Job =
Find the word "Cultura" in the listing; pull out each line holding it.

- - - - - - -

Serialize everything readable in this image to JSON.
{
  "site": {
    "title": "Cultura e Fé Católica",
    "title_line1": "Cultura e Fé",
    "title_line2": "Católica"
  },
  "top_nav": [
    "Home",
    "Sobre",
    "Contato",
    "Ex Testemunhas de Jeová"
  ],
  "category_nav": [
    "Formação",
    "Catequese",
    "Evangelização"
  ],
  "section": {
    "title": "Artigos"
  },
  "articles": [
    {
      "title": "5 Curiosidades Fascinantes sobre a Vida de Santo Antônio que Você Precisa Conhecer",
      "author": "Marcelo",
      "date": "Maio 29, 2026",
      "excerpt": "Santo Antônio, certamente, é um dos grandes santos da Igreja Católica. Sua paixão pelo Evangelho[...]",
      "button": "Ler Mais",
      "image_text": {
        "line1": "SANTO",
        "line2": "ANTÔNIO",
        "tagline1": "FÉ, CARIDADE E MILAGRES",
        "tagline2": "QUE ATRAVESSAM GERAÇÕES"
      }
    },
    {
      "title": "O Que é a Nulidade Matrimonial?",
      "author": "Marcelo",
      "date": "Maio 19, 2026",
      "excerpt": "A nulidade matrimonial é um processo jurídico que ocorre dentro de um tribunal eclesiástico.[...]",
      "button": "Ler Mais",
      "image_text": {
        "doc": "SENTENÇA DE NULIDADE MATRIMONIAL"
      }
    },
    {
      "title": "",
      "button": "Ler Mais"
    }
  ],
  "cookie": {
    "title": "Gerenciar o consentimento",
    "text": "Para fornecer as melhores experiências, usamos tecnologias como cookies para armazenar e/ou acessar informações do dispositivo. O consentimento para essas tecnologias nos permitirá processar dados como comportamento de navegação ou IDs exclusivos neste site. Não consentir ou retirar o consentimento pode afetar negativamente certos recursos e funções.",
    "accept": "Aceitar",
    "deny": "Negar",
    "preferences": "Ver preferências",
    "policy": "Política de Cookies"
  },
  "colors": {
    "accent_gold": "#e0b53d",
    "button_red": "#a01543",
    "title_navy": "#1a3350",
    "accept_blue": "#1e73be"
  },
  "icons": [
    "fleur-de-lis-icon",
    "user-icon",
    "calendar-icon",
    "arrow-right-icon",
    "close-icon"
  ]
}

- - - - - - -

Task solution =
    "title": "Cultura e Fé Católica",
    "title_line1": "Cultura e Fé",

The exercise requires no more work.